╭─ DATA SUPPLIED

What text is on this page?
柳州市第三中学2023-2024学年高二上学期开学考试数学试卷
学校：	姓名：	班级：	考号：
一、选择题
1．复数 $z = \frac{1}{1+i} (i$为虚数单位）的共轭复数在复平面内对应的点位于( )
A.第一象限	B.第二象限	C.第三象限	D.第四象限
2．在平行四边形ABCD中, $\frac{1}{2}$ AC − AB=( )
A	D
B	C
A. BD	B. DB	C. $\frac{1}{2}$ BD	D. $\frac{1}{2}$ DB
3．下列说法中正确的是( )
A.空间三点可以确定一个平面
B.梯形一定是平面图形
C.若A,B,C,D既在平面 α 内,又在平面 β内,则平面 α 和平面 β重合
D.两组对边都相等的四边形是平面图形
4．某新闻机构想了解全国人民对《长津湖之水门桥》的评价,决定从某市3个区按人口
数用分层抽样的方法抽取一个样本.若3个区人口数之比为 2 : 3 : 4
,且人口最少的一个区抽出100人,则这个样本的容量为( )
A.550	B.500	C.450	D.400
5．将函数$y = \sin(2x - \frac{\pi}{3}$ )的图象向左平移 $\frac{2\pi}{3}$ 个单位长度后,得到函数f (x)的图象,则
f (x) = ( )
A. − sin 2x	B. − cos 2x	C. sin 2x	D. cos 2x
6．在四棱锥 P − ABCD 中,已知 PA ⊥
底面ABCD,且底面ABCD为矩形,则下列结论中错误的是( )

╰─

__EXERCISE__: Every entry must be output again, exactly as written above.

__THE ANSWER__:
What text is on this page?
柳州市第三中学2023-2024学年高二上学期开学考试数学试卷
学校：	姓名：	班级：	考号：
一、选择题
1．复数 $z = \frac{1}{1+i} (i$为虚数单位）的共轭复数在复平面内对应的点位于( )
A.第一象限	B.第二象限	C.第三象限	D.第四象限
2．在平行四边形ABCD中, $\frac{1}{2}$ AC − AB=( )
A	D
B	C
A. BD	B. DB	C. $\frac{1}{2}$ BD	D. $\frac{1}{2}$ DB
3．下列说法中正确的是( )
A.空间三点可以确定一个平面
B.梯形一定是平面图形
C.若A,B,C,D既在平面 α 内,又在平面 β内,则平面 α 和平面 β重合
D.两组对边都相等的四边形是平面图形
4．某新闻机构想了解全国人民对《长津湖之水门桥》的评价,决定从某市3个区按人口
数用分层抽样的方法抽取一个样本.若3个区人口数之比为 2 : 3 : 4
,且人口最少的一个区抽出100人,则这个样本的容量为( )
A.550	B.500	C.450	D.400
5．将函数$y = \sin(2x - \frac{\pi}{3}$ )的图象向左平移 $\frac{2\pi}{3}$ 个单位长度后,得到函数f (x)的图象,则
f (x) = ( )
A. − sin 2x	B. − cos 2x	C. sin 2x	D. cos 2x
6．在四棱锥 P − ABCD 中,已知 PA ⊥
底面ABCD,且底面ABCD为矩形,则下列结论中错误的是( )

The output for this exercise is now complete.